[Collection entries]
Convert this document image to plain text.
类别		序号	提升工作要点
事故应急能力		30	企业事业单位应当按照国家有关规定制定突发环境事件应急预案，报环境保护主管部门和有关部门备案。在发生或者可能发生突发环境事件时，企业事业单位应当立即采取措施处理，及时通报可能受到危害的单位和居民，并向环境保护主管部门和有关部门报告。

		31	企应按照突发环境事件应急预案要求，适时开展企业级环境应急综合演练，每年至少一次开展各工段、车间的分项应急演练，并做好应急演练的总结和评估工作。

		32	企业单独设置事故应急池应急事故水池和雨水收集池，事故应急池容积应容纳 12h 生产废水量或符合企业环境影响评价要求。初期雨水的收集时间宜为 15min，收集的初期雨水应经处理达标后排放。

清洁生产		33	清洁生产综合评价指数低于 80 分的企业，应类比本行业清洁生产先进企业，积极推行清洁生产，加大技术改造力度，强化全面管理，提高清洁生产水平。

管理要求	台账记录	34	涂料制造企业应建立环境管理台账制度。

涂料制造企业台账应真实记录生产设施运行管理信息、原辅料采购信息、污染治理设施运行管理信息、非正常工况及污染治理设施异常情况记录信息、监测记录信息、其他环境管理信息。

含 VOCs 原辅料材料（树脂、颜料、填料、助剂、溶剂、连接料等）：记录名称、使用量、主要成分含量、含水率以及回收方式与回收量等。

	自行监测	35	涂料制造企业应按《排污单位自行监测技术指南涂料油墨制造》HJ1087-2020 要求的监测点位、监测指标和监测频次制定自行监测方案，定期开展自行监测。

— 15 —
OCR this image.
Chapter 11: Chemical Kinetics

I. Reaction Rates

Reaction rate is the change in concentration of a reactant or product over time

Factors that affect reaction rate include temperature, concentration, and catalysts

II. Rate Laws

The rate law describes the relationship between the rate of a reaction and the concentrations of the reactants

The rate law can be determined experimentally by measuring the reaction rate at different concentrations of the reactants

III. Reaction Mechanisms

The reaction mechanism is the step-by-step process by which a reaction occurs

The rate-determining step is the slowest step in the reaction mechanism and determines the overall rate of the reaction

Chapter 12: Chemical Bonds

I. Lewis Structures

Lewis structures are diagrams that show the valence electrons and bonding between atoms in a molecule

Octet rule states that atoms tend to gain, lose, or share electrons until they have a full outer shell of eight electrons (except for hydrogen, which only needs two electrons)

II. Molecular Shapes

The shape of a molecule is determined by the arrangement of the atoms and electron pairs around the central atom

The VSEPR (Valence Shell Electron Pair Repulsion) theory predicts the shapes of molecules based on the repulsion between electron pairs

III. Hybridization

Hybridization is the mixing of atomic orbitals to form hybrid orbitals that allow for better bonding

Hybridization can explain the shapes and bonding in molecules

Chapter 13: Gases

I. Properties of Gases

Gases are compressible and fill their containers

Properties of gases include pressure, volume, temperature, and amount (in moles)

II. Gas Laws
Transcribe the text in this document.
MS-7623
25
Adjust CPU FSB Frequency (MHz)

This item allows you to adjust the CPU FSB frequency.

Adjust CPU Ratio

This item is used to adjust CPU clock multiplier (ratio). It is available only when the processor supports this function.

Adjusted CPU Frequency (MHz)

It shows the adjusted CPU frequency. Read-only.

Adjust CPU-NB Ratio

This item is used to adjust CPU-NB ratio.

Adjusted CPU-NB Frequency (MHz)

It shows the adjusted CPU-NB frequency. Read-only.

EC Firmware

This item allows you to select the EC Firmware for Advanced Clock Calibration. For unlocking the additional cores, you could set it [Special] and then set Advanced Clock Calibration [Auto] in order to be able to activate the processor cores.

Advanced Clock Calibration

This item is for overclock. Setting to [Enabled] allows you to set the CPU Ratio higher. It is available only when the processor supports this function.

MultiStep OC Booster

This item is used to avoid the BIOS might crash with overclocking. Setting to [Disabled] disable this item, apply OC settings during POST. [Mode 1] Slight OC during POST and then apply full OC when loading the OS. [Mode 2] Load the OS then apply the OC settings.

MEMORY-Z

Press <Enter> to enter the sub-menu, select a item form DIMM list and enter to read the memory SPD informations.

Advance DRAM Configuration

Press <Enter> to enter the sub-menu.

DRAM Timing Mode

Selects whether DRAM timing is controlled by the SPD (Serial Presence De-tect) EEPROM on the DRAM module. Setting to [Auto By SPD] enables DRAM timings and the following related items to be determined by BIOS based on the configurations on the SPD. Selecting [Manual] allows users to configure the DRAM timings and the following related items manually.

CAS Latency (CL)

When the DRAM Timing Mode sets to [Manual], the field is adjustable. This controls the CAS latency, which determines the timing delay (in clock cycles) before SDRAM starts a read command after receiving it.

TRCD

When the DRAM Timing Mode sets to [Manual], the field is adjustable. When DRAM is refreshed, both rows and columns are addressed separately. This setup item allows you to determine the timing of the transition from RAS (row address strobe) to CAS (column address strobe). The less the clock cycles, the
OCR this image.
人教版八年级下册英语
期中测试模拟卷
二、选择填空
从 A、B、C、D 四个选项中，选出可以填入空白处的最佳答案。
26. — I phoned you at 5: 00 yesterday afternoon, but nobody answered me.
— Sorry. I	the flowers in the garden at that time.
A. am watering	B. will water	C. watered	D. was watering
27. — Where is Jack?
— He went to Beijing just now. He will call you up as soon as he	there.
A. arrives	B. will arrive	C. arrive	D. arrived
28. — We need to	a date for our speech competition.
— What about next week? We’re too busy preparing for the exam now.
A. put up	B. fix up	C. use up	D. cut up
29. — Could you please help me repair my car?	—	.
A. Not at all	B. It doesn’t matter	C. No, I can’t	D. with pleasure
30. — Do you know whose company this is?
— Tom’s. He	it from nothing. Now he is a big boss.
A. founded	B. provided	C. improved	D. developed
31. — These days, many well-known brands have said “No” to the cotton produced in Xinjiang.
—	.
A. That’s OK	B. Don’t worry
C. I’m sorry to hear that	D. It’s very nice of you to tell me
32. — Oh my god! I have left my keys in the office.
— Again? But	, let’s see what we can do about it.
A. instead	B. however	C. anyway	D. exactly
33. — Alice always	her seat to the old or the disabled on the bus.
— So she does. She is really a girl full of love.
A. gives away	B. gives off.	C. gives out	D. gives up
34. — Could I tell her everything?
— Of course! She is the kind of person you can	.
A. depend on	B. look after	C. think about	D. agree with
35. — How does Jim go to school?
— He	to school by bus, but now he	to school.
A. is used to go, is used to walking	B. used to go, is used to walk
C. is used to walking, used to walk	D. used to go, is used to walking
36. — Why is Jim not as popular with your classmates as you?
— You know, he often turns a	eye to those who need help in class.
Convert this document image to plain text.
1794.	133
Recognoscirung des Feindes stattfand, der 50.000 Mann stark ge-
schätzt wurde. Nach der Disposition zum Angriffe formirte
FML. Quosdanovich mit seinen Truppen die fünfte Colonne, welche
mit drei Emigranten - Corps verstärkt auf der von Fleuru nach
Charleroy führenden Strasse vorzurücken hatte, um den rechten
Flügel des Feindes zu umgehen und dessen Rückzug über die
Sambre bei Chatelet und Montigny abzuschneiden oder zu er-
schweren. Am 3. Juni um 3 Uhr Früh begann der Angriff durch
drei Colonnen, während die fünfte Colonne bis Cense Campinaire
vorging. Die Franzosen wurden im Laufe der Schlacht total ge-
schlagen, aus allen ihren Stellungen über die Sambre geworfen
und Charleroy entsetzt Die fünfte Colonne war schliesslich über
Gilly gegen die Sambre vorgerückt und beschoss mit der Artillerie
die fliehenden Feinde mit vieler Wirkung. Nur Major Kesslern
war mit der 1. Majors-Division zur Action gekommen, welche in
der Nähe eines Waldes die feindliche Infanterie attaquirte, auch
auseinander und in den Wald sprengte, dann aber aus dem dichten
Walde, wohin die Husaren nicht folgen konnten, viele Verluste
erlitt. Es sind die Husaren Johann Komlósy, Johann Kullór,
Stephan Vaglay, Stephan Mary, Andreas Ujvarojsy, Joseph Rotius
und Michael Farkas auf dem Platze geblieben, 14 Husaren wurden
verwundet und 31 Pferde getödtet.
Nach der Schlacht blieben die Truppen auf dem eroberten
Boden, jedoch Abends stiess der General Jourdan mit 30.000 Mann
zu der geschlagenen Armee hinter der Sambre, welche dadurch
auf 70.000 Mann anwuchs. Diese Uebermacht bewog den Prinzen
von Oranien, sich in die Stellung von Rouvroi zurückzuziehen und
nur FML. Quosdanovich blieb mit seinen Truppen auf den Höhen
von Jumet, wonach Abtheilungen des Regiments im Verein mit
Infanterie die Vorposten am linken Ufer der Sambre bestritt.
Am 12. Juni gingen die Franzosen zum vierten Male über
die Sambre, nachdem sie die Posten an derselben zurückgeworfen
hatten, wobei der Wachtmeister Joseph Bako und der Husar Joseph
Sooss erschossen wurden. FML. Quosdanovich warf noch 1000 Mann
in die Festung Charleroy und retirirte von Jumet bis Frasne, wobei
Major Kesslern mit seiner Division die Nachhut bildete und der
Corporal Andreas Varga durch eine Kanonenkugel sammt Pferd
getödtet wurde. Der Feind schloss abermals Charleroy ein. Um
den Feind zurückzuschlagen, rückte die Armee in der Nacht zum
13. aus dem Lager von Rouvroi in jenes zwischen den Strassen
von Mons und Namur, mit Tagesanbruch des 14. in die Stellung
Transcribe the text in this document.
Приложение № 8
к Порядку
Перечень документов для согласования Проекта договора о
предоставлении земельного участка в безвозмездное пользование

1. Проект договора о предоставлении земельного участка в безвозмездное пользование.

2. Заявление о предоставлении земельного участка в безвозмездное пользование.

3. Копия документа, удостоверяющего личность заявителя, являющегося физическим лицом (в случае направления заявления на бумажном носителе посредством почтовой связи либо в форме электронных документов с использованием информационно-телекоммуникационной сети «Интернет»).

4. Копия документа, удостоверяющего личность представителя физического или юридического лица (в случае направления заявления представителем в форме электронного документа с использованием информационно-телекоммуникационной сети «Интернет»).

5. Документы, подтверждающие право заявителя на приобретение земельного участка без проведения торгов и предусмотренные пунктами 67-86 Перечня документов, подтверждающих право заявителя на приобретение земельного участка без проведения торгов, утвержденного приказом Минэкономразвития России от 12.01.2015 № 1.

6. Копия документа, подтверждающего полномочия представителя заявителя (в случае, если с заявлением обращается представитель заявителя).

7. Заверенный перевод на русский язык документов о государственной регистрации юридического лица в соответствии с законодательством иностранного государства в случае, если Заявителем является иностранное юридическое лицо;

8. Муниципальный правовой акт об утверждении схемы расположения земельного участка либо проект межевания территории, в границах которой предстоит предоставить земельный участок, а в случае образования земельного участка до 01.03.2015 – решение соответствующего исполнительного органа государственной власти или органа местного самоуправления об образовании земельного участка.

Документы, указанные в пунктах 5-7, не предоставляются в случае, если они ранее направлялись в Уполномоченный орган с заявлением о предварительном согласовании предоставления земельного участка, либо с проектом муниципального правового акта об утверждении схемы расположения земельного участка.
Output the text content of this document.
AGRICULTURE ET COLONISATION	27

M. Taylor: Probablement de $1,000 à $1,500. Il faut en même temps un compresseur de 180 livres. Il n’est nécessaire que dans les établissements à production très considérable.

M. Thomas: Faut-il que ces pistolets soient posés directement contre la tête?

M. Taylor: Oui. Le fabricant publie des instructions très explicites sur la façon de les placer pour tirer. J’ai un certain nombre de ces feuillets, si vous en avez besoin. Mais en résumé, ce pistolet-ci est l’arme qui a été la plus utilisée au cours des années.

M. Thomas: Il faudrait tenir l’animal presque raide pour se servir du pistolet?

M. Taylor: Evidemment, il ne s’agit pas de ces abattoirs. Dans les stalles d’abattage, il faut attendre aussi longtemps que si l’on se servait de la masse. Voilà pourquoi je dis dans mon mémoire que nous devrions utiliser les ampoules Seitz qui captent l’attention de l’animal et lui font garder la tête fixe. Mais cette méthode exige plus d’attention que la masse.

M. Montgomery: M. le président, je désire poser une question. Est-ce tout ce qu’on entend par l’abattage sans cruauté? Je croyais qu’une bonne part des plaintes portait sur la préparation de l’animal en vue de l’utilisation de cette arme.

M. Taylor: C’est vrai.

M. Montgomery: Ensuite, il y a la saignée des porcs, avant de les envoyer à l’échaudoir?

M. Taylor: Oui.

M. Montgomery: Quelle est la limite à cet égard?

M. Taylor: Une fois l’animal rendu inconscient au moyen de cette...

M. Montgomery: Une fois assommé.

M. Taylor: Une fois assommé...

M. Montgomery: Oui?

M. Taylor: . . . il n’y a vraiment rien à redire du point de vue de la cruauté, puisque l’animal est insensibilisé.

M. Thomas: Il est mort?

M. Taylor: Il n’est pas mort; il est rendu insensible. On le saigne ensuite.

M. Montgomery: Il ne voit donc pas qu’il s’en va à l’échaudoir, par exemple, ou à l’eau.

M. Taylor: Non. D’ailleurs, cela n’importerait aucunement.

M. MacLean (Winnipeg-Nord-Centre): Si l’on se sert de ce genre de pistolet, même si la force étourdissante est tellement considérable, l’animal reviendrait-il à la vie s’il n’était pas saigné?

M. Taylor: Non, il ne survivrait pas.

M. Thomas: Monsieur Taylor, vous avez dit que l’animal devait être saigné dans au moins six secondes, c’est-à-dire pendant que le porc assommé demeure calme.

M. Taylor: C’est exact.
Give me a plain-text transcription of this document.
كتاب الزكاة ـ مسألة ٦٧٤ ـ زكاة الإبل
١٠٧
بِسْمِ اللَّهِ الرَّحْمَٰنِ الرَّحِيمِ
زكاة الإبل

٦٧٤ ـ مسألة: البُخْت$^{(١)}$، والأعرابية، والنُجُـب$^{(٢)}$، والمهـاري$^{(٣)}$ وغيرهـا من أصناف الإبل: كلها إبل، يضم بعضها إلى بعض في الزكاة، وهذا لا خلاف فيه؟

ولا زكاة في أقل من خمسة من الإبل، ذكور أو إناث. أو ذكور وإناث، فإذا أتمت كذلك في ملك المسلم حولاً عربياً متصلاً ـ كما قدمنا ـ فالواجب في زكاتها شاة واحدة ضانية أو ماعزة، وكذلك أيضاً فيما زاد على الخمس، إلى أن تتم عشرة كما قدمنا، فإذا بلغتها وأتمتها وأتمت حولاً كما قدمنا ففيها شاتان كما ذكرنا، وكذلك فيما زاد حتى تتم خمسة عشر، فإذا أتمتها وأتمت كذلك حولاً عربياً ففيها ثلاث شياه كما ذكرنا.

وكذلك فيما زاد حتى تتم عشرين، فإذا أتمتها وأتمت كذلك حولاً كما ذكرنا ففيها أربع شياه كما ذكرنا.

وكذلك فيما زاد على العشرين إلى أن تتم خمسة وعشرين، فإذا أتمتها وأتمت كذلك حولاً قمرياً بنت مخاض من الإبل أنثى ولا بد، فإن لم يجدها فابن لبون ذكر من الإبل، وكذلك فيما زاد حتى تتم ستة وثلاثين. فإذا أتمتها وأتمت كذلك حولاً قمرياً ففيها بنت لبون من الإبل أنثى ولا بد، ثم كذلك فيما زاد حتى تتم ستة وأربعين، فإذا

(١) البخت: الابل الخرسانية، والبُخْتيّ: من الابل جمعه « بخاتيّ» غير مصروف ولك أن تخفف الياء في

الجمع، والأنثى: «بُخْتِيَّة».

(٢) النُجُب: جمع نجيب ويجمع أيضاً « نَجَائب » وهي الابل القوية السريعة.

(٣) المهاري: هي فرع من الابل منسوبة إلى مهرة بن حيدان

--- Exercise task ---
Reproduce, word for word, every line starting at the line that contains "Give me a plain-text" and ending with the final line of the entries.

--- Problem solution ---
Give me a plain-text transcription of this document.
كتاب الزكاة ـ مسألة ٦٧٤ ـ زكاة الإبل
١٠٧
بِسْمِ اللَّهِ الرَّحْمَٰنِ الرَّحِيمِ
زكاة الإبل

٦٧٤ ـ مسألة: البُخْت$^{(١)}$، والأعرابية، والنُجُـب$^{(٢)}$، والمهـاري$^{(٣)}$ وغيرهـا من أصناف الإبل: كلها إبل، يضم بعضها إلى بعض في الزكاة، وهذا لا خلاف فيه؟

ولا زكاة في أقل من خمسة من الإبل، ذكور أو إناث. أو ذكور وإناث، فإذا أتمت كذلك في ملك المسلم حولاً عربياً متصلاً ـ كما قدمنا ـ فالواجب في زكاتها شاة واحدة ضانية أو ماعزة، وكذلك أيضاً فيما زاد على الخمس، إلى أن تتم عشرة كما قدمنا، فإذا بلغتها وأتمتها وأتمت حولاً كما قدمنا ففيها شاتان كما ذكرنا، وكذلك فيما زاد حتى تتم خمسة عشر، فإذا أتمتها وأتمت كذلك حولاً عربياً ففيها ثلاث شياه كما ذكرنا.

وكذلك فيما زاد حتى تتم عشرين، فإذا أتمتها وأتمت كذلك حولاً كما ذكرنا ففيها أربع شياه كما ذكرنا.

وكذلك فيما زاد على العشرين إلى أن تتم خمسة وعشرين، فإذا أتمتها وأتمت كذلك حولاً قمرياً بنت مخاض من الإبل أنثى ولا بد، فإن لم يجدها فابن لبون ذكر من الإبل، وكذلك فيما زاد حتى تتم ستة وثلاثين. فإذا أتمتها وأتمت كذلك حولاً قمرياً ففيها بنت لبون من الإبل أنثى ولا بد، ثم كذلك فيما زاد حتى تتم ستة وأربعين، فإذا

(١) البخت: الابل الخرسانية، والبُخْتيّ: من الابل جمعه « بخاتيّ» غير مصروف ولك أن تخفف الياء في

الجمع، والأنثى: «بُخْتِيَّة».

(٢) النُجُب: جمع نجيب ويجمع أيضاً « نَجَائب » وهي الابل القوية السريعة.

(٣) المهاري: هي فرع من الابل منسوبة إلى مهرة بن حيدان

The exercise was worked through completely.